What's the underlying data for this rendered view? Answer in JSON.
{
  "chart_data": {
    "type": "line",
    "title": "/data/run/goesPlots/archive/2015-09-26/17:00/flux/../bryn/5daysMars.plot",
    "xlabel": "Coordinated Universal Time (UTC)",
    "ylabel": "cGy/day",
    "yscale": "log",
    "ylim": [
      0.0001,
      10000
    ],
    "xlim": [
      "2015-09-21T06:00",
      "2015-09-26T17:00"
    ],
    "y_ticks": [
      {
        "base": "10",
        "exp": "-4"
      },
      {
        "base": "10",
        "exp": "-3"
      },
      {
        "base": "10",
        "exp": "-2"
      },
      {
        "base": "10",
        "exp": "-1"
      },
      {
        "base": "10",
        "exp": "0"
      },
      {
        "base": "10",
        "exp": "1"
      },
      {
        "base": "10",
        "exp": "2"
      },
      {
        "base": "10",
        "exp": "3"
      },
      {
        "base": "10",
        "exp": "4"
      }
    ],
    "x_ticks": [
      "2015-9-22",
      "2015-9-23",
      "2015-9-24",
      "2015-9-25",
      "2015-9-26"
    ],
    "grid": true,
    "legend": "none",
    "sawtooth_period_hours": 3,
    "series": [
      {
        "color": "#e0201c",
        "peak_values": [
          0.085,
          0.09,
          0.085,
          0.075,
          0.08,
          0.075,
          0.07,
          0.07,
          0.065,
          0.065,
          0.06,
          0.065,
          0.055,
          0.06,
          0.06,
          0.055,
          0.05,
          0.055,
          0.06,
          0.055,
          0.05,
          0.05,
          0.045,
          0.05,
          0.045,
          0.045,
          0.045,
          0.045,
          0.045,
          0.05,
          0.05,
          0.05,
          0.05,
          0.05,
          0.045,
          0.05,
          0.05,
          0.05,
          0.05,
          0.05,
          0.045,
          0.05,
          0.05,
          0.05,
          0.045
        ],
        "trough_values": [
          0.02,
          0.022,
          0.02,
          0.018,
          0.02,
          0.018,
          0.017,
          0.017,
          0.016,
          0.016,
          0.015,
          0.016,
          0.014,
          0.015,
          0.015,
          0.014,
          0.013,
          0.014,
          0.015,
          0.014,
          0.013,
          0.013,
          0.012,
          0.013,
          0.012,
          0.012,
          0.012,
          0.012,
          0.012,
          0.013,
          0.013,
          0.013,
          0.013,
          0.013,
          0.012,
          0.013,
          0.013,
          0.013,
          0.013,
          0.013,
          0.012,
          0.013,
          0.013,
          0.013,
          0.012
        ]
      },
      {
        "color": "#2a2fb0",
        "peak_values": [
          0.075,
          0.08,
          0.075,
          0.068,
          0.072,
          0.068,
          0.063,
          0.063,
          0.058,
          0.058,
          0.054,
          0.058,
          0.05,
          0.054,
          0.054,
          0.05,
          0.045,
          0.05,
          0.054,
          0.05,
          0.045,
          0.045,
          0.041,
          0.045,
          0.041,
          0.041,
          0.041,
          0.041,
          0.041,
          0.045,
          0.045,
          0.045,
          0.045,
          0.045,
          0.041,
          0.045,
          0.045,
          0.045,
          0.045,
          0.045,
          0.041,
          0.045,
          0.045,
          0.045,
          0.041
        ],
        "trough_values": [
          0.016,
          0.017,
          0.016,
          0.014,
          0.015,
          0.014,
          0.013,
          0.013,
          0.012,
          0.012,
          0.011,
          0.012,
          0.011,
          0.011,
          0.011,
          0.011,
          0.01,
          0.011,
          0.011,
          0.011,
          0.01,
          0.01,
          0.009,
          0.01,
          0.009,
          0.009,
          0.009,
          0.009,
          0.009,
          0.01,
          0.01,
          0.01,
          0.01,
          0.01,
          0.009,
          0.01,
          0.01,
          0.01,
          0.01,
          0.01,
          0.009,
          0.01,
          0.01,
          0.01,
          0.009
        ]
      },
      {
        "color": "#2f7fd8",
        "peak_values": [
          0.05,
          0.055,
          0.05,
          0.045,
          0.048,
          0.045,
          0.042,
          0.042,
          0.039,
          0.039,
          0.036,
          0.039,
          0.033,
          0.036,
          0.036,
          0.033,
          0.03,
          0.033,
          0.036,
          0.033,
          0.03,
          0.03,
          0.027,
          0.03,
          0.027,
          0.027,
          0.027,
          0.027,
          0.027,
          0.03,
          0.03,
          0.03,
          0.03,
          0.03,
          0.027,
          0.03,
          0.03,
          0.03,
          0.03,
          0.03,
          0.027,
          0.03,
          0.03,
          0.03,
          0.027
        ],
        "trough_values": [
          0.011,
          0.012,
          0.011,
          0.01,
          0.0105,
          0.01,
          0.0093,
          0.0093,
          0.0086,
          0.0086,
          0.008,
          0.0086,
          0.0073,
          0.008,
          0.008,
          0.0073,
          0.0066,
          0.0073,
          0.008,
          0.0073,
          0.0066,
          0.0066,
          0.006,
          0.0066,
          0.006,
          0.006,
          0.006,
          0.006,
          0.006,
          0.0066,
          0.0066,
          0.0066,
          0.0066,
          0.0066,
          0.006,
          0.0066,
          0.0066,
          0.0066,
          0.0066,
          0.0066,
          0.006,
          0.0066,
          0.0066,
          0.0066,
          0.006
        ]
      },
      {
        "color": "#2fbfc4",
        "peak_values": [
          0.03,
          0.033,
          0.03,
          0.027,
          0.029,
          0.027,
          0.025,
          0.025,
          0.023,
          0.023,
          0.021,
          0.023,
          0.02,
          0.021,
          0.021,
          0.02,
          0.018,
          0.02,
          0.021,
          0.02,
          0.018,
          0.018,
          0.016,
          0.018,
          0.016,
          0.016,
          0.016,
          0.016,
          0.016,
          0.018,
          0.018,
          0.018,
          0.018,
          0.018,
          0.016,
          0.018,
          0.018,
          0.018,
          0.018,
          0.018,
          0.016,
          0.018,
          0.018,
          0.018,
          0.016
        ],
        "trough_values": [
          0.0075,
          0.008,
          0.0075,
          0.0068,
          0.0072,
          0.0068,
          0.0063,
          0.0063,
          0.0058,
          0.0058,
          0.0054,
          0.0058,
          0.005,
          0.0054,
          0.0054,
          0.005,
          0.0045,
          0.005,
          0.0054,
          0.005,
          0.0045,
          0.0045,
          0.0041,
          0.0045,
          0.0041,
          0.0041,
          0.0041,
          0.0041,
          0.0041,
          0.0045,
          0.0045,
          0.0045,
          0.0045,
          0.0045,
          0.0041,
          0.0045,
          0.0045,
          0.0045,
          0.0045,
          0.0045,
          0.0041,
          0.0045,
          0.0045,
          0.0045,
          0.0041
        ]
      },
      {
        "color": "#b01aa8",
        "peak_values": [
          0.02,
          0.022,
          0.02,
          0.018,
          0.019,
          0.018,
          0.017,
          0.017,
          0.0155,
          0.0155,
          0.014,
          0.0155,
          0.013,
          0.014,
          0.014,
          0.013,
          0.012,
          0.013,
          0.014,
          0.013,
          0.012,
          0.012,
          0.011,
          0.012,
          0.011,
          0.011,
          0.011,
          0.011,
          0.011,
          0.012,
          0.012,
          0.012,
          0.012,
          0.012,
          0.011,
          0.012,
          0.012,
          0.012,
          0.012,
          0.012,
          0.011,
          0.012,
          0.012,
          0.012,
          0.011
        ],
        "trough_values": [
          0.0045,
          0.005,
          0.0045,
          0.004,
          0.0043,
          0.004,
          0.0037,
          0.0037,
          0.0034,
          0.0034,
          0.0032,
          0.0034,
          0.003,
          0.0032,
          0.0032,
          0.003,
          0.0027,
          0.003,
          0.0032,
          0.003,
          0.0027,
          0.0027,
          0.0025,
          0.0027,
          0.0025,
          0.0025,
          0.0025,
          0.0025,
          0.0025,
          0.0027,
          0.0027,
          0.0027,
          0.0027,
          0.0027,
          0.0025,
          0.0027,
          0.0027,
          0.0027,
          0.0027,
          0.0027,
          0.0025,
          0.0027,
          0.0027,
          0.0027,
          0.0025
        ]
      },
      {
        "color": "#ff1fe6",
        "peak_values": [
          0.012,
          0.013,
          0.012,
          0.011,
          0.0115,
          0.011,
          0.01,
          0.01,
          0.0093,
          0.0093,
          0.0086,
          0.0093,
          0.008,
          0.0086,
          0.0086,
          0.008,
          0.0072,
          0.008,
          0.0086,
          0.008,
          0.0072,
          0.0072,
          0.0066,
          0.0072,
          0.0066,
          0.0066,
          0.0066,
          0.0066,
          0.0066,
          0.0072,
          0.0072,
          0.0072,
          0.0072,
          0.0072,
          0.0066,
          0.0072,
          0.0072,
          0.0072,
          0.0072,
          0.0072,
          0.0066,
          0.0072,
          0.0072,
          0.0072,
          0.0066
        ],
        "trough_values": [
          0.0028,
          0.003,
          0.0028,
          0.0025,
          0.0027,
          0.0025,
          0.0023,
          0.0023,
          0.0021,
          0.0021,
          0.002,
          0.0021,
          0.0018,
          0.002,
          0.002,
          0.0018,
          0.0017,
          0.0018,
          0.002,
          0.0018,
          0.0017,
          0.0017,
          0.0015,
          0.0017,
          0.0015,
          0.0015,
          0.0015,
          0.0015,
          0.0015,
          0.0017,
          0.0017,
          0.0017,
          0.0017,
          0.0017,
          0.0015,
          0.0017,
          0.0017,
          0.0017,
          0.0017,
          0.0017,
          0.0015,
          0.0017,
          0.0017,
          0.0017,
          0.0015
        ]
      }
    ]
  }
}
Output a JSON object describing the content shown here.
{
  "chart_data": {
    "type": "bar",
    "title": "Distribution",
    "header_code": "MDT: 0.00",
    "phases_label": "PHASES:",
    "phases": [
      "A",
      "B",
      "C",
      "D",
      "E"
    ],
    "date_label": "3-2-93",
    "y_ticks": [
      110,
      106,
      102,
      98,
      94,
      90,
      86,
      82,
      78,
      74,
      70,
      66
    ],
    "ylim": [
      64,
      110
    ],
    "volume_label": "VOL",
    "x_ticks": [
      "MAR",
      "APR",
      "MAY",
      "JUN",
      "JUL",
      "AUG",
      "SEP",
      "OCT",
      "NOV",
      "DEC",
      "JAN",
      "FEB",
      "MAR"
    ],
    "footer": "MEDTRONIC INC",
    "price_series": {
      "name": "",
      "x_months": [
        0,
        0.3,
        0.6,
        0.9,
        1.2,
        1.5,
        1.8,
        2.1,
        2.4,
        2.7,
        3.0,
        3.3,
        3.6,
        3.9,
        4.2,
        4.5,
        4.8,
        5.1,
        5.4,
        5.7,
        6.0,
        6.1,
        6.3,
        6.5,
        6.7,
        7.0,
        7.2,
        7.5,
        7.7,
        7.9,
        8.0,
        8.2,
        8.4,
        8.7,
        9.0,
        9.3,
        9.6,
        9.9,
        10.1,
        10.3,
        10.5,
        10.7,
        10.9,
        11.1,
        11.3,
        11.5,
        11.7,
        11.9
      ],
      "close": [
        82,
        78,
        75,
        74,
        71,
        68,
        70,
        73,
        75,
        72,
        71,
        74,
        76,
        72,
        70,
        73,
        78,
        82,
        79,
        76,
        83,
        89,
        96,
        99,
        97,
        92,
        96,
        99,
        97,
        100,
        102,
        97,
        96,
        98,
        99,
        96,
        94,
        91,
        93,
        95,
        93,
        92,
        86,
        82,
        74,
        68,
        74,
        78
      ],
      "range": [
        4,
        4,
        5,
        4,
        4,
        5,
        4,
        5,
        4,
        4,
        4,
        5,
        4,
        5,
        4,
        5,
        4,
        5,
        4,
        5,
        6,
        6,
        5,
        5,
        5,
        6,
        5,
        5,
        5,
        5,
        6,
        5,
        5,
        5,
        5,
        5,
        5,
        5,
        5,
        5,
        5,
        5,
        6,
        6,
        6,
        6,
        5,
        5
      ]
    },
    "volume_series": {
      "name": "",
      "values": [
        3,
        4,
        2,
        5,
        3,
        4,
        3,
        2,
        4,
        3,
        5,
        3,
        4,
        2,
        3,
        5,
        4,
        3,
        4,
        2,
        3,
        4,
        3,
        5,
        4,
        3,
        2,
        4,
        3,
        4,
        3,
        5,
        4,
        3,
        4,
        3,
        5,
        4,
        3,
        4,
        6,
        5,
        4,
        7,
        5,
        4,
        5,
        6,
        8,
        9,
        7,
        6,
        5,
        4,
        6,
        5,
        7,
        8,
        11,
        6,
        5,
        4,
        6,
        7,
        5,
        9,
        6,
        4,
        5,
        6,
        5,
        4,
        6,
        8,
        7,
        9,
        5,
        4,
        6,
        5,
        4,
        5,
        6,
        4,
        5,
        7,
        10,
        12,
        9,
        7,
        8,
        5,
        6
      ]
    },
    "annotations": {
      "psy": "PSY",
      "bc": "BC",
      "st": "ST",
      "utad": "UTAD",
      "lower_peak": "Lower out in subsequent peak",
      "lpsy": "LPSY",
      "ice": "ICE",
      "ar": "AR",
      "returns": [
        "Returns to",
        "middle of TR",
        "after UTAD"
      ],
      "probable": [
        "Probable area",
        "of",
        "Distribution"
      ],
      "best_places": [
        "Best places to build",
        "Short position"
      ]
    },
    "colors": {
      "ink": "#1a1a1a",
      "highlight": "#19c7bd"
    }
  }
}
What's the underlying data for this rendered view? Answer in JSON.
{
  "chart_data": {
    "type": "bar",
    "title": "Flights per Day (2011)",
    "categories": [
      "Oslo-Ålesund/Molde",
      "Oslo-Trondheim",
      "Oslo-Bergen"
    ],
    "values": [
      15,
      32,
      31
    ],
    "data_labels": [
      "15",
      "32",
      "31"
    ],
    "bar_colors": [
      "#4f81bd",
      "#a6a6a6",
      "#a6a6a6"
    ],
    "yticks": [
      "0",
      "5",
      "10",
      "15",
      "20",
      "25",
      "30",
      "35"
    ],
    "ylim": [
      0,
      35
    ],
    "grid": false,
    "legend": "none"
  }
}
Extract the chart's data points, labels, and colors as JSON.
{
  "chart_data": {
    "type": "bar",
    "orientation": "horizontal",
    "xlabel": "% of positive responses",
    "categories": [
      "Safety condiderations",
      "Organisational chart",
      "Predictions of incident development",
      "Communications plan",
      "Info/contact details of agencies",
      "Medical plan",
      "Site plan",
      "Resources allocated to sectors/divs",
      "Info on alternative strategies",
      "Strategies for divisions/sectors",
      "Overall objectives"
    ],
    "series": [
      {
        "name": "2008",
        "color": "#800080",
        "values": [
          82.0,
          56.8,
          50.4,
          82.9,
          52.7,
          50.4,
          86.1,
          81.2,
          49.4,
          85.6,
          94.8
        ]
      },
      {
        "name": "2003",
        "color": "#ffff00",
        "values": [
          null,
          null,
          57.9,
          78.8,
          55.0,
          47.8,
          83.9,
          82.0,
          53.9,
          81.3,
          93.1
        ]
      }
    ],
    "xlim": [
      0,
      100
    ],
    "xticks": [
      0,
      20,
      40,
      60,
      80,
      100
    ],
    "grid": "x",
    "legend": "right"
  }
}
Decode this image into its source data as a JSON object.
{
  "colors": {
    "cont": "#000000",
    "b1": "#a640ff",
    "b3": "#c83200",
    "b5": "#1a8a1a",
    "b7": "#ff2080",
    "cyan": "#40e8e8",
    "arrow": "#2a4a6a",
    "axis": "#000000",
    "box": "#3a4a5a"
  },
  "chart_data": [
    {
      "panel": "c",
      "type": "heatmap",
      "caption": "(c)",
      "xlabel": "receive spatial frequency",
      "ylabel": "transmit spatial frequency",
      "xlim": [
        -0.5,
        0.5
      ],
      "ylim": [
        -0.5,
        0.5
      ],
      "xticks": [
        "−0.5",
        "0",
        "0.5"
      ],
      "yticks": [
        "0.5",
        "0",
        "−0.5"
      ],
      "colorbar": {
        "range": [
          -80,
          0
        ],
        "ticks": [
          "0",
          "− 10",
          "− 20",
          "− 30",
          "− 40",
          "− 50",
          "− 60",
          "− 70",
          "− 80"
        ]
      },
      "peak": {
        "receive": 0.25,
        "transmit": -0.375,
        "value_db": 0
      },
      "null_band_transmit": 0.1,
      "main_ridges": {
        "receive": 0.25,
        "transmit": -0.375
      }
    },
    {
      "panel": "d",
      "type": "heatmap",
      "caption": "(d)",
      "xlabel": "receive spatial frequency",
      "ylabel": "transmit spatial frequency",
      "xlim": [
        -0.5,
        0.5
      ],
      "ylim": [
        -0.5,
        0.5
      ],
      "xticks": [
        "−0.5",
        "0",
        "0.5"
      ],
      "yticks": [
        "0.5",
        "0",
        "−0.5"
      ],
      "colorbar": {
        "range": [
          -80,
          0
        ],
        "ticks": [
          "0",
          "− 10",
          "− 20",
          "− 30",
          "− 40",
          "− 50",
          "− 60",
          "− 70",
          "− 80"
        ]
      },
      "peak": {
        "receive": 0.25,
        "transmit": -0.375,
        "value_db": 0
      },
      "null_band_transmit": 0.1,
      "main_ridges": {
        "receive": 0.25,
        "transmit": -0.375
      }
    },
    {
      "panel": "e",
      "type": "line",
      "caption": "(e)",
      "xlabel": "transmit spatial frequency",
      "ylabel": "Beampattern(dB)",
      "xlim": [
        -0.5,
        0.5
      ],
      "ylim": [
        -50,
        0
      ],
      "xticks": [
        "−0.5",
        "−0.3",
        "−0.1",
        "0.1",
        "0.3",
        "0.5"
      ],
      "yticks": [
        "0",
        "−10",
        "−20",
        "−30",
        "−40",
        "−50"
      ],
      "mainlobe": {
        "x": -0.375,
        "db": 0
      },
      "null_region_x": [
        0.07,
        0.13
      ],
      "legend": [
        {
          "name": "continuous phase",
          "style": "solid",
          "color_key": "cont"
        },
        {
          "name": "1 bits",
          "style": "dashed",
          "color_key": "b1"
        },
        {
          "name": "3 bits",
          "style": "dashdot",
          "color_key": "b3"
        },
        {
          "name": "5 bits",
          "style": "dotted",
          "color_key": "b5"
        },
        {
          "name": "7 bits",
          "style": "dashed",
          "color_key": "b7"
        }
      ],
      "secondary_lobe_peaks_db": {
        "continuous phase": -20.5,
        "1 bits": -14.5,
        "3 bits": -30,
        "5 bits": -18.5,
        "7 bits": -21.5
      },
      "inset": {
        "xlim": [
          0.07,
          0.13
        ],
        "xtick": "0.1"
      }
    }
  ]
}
+-------+
- [Task requirements]:
Pull every line containing "legend" out of the records.

- [Task output]:
    "legend": "none",
    "legend": "none"
    "legend": "right"
      "legend": [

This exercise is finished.